### A block of data

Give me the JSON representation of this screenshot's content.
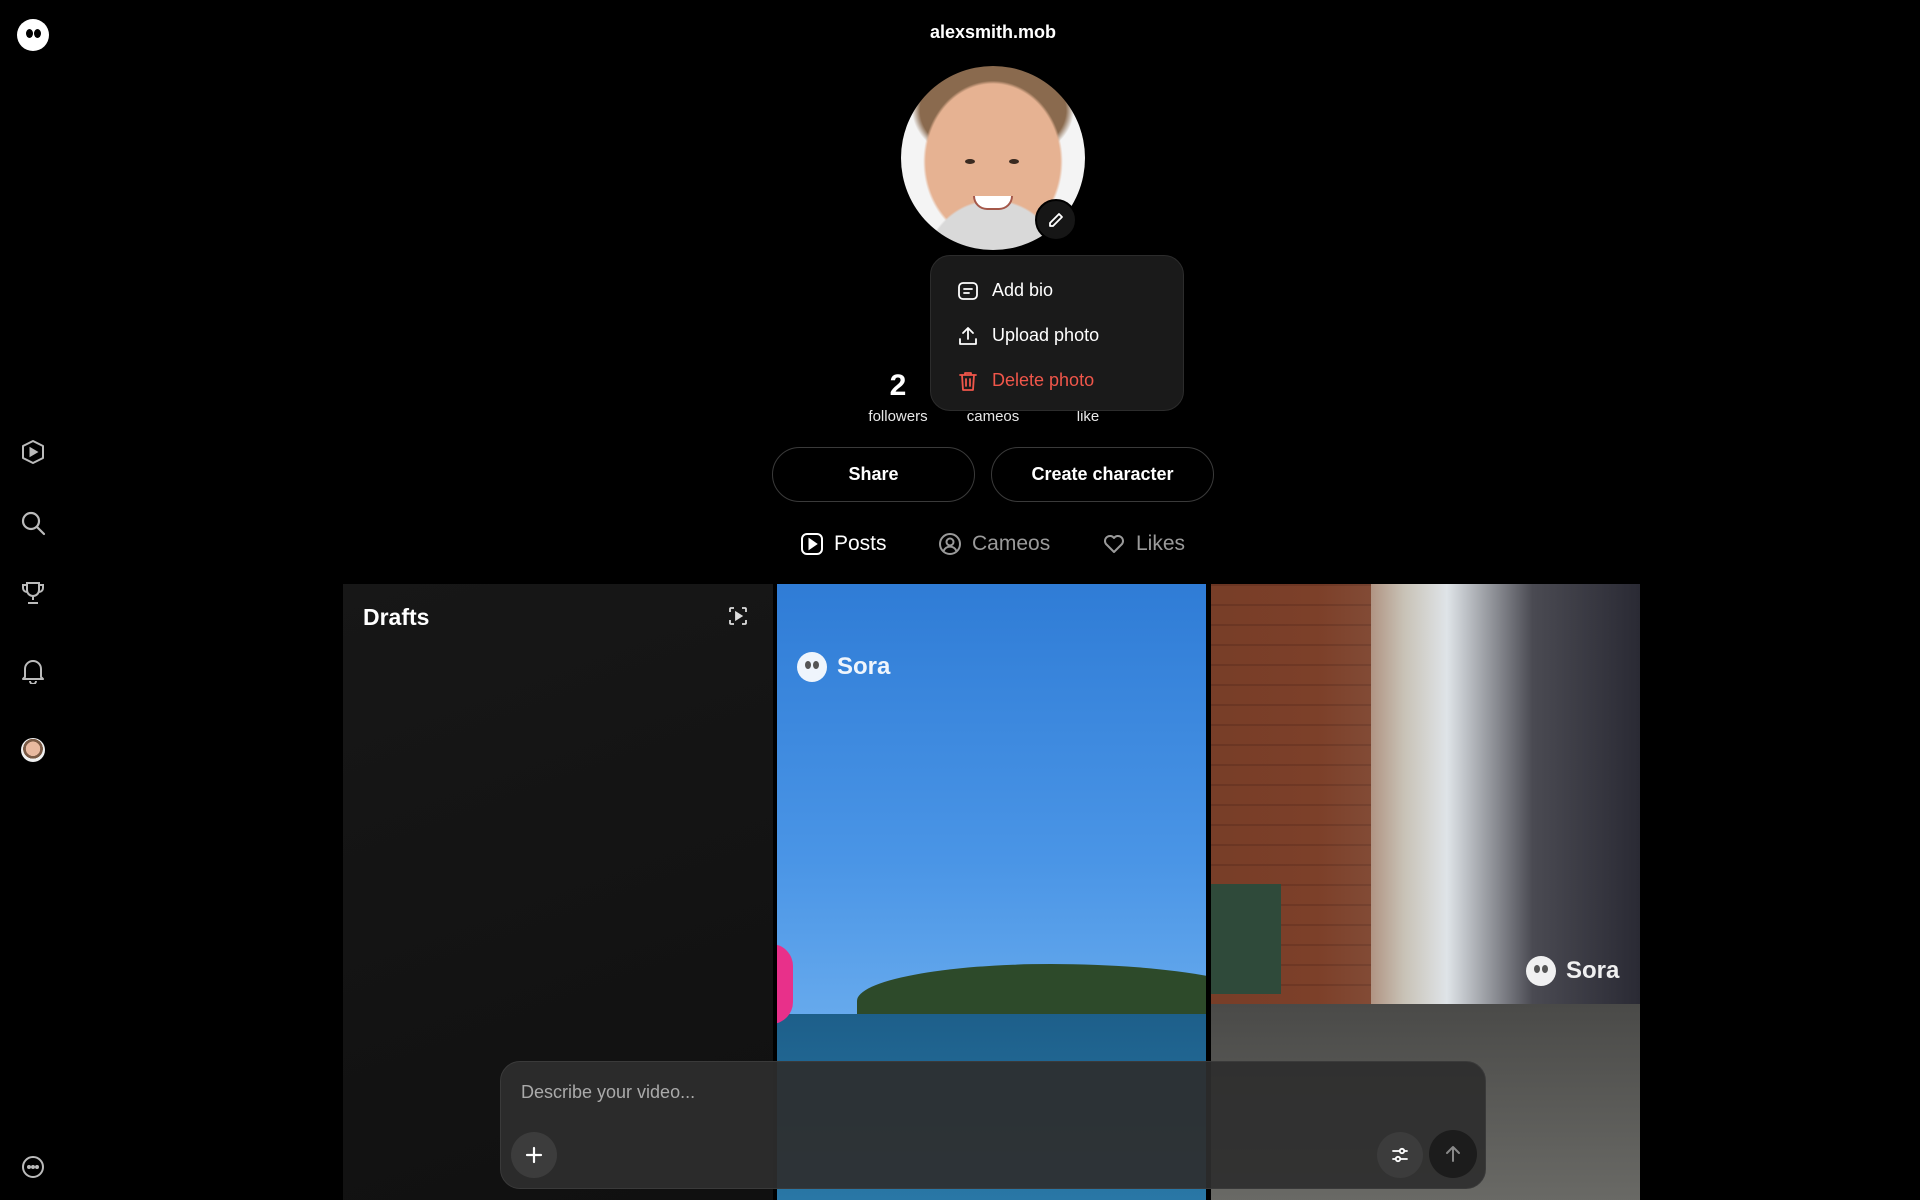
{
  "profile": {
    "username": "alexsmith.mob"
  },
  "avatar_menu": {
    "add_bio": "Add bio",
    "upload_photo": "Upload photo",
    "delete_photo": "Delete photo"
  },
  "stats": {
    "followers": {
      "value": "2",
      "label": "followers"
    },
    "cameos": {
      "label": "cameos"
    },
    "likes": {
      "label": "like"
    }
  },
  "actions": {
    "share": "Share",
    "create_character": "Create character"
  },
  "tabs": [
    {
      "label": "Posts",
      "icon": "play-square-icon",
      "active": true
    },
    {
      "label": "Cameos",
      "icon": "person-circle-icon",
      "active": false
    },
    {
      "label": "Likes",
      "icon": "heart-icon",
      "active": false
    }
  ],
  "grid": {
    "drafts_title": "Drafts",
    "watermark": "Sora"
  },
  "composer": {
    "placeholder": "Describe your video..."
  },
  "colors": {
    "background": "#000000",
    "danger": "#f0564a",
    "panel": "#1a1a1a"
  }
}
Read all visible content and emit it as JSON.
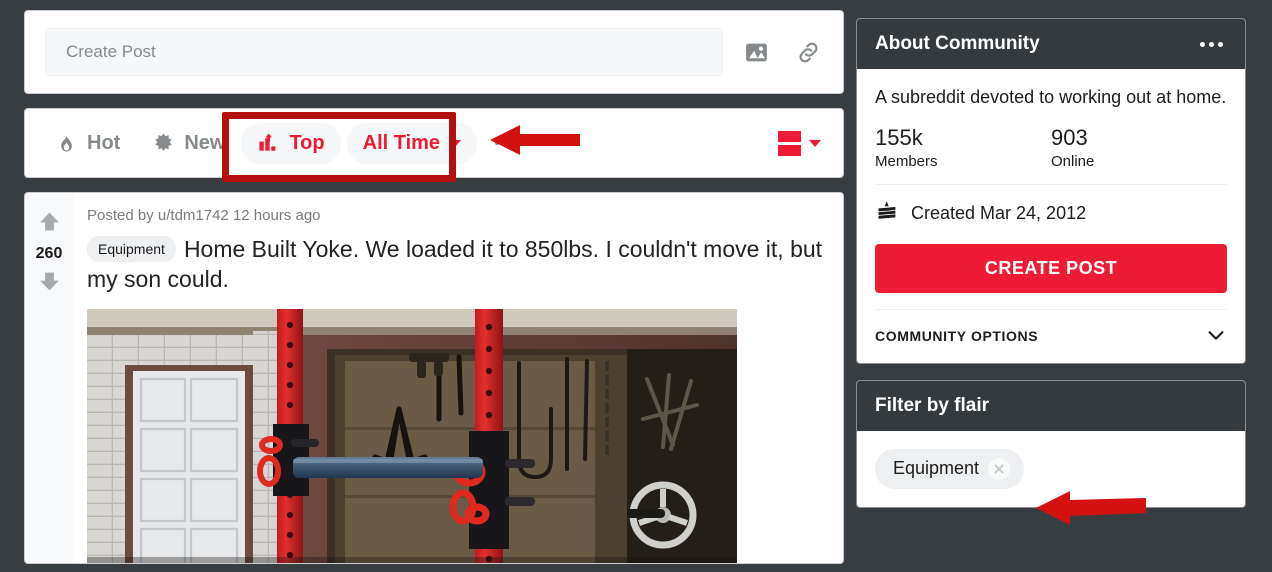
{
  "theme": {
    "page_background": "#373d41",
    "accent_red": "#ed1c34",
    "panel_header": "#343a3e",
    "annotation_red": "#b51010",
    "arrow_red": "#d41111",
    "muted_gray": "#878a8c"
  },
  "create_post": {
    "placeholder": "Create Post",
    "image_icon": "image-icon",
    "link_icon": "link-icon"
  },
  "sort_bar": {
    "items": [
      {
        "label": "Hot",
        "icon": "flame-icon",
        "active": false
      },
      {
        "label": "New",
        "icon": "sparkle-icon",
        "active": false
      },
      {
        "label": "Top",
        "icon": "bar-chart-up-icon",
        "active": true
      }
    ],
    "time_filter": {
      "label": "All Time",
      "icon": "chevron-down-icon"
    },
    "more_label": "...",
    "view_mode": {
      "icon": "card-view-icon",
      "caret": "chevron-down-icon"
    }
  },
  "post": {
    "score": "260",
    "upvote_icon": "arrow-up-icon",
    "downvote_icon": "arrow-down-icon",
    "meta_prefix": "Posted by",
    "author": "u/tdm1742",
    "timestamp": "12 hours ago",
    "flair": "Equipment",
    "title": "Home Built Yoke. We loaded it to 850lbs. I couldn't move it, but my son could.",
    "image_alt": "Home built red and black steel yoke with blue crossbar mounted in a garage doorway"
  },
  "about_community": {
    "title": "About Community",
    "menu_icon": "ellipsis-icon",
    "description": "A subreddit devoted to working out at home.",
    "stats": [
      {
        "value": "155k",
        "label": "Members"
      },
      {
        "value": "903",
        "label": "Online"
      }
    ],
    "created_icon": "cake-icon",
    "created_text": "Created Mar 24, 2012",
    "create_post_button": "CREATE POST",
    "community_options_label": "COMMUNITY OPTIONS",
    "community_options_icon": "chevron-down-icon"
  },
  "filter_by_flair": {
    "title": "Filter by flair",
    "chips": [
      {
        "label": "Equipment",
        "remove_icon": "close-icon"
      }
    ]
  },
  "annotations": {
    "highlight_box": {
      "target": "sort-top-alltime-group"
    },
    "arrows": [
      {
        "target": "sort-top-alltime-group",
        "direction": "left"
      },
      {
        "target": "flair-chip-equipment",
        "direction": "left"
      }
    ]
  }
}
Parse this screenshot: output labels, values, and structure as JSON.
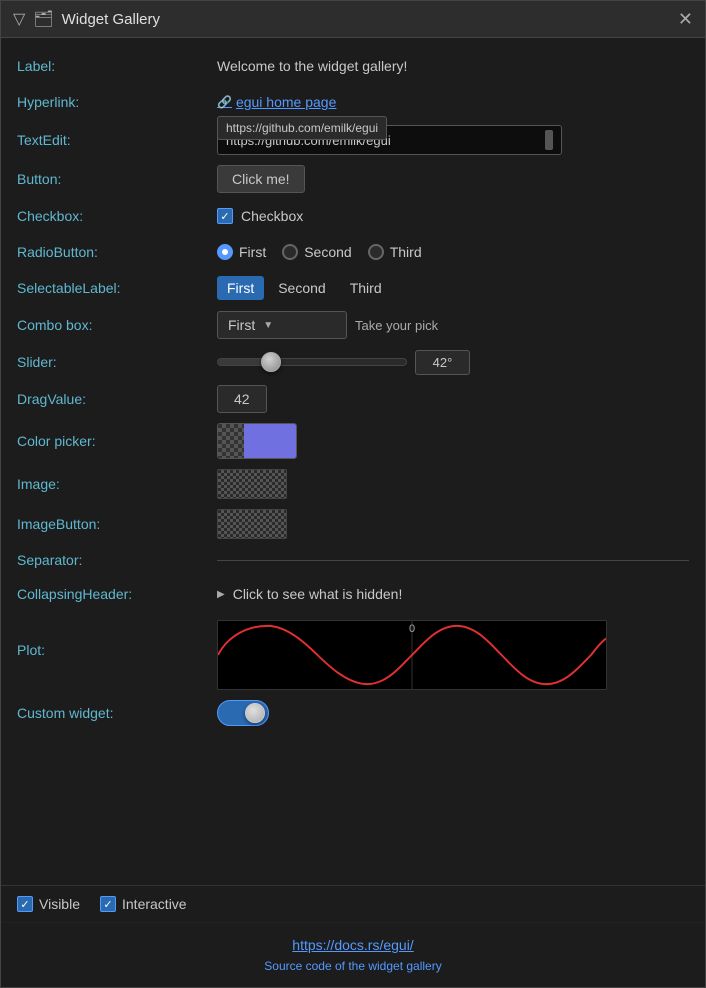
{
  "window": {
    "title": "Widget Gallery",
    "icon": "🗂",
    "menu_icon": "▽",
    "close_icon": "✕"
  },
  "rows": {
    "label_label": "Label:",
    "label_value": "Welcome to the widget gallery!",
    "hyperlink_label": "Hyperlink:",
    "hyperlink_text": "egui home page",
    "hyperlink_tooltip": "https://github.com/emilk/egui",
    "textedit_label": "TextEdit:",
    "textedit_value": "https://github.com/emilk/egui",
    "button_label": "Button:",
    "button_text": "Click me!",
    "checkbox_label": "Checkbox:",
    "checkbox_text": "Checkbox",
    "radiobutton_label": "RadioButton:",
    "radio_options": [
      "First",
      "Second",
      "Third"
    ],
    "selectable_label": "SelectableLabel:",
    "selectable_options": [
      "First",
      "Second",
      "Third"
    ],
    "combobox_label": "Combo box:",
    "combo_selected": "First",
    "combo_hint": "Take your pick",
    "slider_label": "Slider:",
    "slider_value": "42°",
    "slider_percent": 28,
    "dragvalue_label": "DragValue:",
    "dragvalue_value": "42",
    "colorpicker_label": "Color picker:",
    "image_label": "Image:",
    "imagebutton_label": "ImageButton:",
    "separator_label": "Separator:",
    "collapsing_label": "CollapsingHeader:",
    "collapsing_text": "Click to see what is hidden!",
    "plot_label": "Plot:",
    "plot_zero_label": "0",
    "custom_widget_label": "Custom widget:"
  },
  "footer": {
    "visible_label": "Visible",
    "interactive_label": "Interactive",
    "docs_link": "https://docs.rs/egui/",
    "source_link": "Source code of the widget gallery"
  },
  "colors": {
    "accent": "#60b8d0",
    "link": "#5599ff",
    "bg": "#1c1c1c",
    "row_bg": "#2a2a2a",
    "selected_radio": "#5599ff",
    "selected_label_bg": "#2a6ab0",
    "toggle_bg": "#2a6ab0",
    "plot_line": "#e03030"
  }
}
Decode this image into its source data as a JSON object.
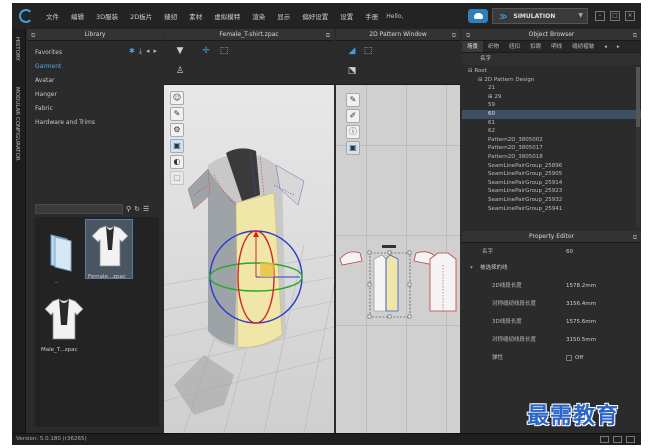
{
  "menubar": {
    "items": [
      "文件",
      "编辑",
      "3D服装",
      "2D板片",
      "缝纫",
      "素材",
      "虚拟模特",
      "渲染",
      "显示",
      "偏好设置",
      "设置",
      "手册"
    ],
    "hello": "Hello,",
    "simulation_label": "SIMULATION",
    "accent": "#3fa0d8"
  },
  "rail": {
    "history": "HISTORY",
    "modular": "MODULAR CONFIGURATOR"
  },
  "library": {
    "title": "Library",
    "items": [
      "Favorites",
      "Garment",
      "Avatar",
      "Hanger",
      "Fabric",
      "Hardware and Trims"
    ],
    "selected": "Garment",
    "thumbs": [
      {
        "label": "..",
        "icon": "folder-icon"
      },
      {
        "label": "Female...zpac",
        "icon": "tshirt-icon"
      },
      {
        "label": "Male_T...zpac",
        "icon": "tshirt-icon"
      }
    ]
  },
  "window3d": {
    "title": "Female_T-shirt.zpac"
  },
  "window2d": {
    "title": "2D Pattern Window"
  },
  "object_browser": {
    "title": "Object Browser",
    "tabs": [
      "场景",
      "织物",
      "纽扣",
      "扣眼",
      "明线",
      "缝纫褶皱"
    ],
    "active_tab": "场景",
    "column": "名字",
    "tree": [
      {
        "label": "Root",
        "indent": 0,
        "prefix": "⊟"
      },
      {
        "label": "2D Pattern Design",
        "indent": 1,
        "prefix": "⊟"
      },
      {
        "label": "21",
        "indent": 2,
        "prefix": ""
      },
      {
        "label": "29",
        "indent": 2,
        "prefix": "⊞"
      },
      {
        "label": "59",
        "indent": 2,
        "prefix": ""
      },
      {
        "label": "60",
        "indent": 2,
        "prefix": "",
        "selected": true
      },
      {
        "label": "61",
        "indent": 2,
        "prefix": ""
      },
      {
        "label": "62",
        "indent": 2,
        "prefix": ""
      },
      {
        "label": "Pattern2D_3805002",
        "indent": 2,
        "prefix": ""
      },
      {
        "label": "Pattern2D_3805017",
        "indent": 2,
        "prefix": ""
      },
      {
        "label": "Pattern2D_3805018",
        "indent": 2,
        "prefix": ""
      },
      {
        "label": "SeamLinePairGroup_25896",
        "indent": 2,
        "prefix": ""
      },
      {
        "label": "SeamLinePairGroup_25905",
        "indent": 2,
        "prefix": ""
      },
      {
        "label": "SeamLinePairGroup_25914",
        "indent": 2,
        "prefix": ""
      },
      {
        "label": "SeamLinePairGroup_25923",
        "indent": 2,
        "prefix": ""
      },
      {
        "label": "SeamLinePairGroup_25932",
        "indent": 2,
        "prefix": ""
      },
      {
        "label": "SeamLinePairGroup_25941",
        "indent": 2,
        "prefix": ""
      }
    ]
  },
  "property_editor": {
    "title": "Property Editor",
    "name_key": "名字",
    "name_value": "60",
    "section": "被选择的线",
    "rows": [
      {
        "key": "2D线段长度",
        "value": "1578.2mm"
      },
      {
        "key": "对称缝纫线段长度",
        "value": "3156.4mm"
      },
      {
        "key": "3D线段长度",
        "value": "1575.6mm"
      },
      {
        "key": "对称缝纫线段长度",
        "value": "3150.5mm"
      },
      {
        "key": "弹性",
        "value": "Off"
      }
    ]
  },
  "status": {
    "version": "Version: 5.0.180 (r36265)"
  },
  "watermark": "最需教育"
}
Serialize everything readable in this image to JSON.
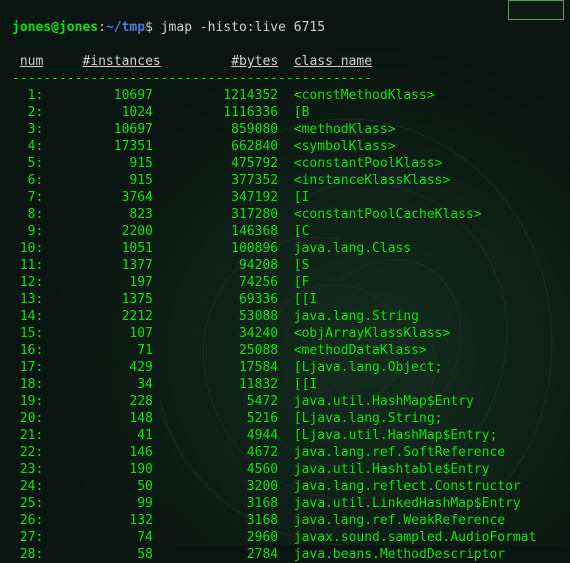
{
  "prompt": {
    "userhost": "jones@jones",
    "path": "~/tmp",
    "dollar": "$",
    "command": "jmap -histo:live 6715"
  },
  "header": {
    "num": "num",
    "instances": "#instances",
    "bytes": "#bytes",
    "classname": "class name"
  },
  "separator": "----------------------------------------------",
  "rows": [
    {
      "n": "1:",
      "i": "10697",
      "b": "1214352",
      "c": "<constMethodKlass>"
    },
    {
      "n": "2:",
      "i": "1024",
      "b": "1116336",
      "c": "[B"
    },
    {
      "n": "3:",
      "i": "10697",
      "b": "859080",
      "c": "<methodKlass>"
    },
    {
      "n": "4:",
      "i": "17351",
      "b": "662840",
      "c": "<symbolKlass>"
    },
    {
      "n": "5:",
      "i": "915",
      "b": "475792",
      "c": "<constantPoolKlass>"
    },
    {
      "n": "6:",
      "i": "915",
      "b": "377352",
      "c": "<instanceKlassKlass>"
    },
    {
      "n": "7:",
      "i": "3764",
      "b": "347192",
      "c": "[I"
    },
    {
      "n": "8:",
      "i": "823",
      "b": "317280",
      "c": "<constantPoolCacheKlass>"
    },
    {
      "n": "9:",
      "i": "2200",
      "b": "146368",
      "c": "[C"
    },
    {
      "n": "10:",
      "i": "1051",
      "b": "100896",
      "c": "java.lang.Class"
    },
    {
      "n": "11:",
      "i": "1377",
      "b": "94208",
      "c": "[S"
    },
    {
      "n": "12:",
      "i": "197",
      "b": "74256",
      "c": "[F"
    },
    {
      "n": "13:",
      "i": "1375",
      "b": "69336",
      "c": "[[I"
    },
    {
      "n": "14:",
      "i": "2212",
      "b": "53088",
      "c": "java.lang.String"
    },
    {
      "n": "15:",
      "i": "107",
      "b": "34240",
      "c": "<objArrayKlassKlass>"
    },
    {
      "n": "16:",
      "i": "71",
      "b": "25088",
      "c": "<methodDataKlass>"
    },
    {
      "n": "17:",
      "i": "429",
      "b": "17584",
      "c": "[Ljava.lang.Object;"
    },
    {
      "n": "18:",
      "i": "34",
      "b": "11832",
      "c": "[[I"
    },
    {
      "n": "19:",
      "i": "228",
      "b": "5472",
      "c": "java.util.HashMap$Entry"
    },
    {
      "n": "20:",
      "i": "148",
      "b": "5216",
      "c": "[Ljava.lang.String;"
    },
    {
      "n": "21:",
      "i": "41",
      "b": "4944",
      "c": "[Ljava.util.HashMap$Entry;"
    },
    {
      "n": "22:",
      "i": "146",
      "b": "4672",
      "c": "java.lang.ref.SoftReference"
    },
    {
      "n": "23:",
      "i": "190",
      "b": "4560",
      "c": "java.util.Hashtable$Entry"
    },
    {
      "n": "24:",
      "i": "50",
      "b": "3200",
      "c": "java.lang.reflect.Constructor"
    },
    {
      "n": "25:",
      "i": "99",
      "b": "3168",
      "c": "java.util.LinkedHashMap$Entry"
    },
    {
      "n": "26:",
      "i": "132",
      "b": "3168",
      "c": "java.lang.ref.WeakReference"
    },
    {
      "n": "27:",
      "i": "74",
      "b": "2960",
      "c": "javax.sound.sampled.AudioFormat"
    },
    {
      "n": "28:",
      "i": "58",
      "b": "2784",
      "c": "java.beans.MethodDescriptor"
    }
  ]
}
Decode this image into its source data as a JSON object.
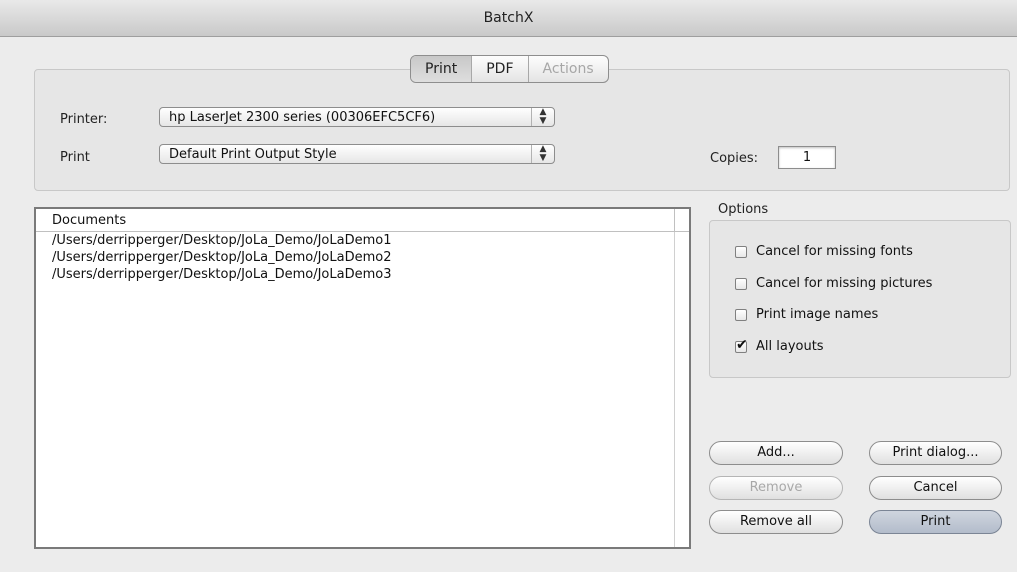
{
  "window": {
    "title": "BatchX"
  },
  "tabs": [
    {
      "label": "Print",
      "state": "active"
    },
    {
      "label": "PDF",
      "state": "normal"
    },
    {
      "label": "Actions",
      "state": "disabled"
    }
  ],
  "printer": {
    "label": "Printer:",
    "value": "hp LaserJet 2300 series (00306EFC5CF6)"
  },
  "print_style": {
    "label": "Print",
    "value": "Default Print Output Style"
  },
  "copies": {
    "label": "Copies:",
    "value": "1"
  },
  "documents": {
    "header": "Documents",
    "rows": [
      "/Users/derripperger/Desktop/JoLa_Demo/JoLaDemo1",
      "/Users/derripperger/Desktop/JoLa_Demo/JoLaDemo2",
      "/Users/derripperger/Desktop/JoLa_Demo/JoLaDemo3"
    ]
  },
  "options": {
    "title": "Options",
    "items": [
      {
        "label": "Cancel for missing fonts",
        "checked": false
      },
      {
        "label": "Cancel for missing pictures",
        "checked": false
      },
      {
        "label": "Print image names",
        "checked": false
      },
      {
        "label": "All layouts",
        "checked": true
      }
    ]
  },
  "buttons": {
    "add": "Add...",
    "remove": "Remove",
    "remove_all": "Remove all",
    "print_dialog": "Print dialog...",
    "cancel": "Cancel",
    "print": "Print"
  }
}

### What you will do
Find all the lines containing "Users" in the material, then copy them.

### Task response
      "/Users/derripperger/Desktop/JoLa_Demo/JoLaDemo1",
      "/Users/derripperger/Desktop/JoLa_Demo/JoLaDemo2",
      "/Users/derripperger/Desktop/JoLa_Demo/JoLaDemo3"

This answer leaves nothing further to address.